▸ Your objective: In the listing below, find every line containing "xlabel" and copy it out.

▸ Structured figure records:
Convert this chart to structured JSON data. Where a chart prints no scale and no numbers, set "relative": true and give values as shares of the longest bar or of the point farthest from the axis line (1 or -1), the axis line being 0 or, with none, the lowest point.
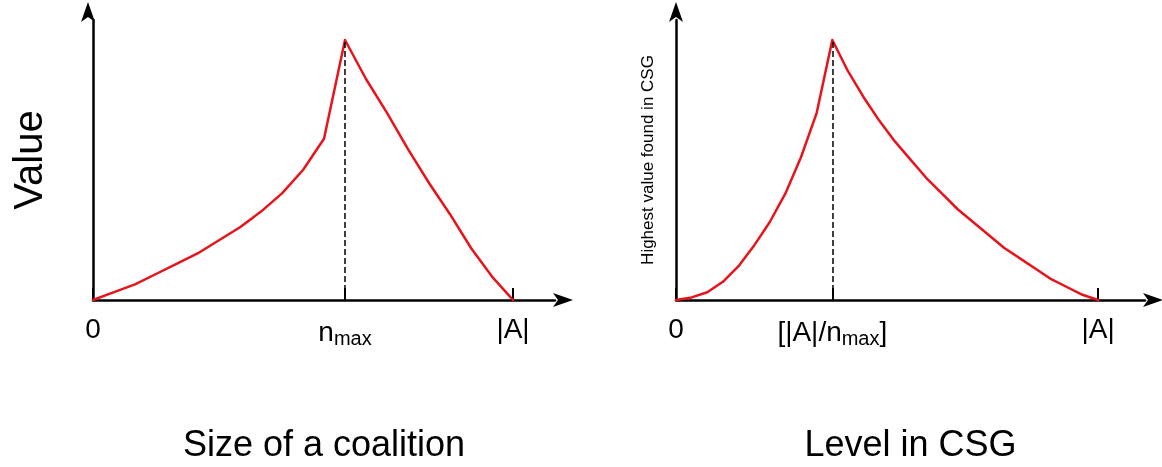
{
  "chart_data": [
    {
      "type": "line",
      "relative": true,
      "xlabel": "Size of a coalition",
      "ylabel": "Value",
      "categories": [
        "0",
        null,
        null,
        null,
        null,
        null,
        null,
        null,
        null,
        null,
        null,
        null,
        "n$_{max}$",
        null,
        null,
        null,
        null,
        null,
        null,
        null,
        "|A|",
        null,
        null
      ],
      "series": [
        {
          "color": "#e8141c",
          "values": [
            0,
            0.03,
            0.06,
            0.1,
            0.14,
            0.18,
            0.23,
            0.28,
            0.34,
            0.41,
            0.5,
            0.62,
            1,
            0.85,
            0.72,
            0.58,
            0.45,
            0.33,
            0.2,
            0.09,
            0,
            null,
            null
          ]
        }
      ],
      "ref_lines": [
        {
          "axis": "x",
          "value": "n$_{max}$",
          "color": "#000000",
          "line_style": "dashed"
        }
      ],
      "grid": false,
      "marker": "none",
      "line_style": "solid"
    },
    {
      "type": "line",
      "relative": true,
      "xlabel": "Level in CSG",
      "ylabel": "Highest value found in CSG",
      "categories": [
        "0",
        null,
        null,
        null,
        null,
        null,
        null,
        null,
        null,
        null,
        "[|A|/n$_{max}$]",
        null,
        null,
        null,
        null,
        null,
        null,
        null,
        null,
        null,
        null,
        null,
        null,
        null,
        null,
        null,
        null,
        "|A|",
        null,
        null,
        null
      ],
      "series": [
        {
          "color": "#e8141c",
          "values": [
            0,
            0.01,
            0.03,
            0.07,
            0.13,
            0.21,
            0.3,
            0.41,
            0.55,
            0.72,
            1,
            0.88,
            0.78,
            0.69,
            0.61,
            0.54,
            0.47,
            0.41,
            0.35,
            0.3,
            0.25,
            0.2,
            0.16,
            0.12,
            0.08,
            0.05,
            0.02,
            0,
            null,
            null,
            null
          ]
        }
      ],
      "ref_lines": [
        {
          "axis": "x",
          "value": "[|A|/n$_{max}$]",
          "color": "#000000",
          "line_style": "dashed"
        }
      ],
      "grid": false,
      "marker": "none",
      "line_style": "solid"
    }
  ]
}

▸ Output:
      "xlabel": "Size of a coalition",
      "xlabel": "Level in CSG",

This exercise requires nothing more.